━━ EXTRACTED INFORMATION

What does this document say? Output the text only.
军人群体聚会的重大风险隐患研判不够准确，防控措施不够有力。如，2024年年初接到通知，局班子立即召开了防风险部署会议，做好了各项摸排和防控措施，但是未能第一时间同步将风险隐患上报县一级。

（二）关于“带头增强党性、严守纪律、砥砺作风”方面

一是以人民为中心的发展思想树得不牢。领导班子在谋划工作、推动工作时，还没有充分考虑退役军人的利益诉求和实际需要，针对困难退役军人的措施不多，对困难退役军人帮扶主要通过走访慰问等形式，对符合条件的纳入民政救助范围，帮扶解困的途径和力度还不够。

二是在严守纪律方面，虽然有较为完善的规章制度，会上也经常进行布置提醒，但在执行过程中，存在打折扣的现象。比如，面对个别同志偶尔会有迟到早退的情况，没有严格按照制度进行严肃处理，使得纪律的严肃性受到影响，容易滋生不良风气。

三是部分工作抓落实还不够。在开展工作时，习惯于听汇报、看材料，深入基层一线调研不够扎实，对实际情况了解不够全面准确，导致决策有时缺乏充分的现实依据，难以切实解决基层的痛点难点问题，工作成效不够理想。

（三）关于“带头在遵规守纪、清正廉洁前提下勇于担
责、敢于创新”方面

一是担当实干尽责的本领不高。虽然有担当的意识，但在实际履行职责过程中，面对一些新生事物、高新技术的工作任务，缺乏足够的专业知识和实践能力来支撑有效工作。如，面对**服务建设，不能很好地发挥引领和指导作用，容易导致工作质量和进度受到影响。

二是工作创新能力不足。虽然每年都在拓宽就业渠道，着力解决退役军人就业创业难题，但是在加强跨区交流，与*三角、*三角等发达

━━━━

• _REQUEST_: Restate every record exactly, leaving nothing out.

• _RESULT FOR THIS TASK_:
What does this document say? Output the text only.
军人群体聚会的重大风险隐患研判不够准确，防控措施不够有力。如，2024年年初接到通知，局班子立即召开了防风险部署会议，做好了各项摸排和防控措施，但是未能第一时间同步将风险隐患上报县一级。

（二）关于“带头增强党性、严守纪律、砥砺作风”方面

一是以人民为中心的发展思想树得不牢。领导班子在谋划工作、推动工作时，还没有充分考虑退役军人的利益诉求和实际需要，针对困难退役军人的措施不多，对困难退役军人帮扶主要通过走访慰问等形式，对符合条件的纳入民政救助范围，帮扶解困的途径和力度还不够。

二是在严守纪律方面，虽然有较为完善的规章制度，会上也经常进行布置提醒，但在执行过程中，存在打折扣的现象。比如，面对个别同志偶尔会有迟到早退的情况，没有严格按照制度进行严肃处理，使得纪律的严肃性受到影响，容易滋生不良风气。

三是部分工作抓落实还不够。在开展工作时，习惯于听汇报、看材料，深入基层一线调研不够扎实，对实际情况了解不够全面准确，导致决策有时缺乏充分的现实依据，难以切实解决基层的痛点难点问题，工作成效不够理想。

（三）关于“带头在遵规守纪、清正廉洁前提下勇于担
责、敢于创新”方面

一是担当实干尽责的本领不高。虽然有担当的意识，但在实际履行职责过程中，面对一些新生事物、高新技术的工作任务，缺乏足够的专业知识和实践能力来支撑有效工作。如，面对**服务建设，不能很好地发挥引领和指导作用，容易导致工作质量和进度受到影响。

二是工作创新能力不足。虽然每年都在拓宽就业渠道，着力解决退役军人就业创业难题，但是在加强跨区交流，与*三角、*三角等发达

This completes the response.